** Provided data follows **

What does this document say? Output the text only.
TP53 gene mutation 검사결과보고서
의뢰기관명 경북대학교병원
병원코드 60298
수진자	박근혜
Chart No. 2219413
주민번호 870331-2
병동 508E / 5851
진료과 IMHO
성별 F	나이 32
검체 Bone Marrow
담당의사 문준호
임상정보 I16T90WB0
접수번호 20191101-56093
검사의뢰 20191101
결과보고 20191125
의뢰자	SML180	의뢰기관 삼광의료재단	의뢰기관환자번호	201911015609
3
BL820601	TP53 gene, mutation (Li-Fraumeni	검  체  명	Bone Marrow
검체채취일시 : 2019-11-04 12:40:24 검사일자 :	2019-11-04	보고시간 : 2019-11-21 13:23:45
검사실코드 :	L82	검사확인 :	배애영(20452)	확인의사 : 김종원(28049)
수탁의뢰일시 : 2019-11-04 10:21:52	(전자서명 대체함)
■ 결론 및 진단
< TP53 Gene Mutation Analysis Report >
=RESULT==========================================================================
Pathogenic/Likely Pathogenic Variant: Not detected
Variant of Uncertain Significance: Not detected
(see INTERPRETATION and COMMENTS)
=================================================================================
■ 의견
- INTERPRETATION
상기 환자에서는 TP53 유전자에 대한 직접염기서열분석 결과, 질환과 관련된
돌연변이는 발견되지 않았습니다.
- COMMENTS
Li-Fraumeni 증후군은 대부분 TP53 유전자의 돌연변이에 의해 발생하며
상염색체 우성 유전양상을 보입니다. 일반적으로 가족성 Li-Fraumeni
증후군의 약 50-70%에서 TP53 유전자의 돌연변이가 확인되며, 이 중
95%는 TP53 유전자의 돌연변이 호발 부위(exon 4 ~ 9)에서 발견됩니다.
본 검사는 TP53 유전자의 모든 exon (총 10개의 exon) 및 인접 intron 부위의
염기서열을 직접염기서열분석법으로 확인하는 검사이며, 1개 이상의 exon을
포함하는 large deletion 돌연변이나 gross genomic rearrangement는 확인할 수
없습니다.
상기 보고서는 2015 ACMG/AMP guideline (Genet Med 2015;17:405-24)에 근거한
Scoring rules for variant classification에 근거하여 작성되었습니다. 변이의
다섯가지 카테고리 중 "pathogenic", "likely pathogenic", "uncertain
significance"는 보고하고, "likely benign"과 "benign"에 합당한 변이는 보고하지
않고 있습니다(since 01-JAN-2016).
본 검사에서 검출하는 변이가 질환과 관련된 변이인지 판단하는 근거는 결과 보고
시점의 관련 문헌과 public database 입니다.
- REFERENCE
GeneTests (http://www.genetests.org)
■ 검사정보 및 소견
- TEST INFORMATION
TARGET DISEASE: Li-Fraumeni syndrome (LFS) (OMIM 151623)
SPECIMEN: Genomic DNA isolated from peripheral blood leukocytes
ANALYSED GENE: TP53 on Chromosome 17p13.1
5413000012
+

** End of Provided data **

Problem | Out of the entries, report each line that contains the word "Fraumeni".

Result below |
BL820601	TP53 gene, mutation (Li-Fraumeni	검  체  명	Bone Marrow
Li-Fraumeni 증후군은 대부분 TP53 유전자의 돌연변이에 의해 발생하며
상염색체 우성 유전양상을 보입니다. 일반적으로 가족성 Li-Fraumeni
TARGET DISEASE: Li-Fraumeni syndrome (LFS) (OMIM 151623)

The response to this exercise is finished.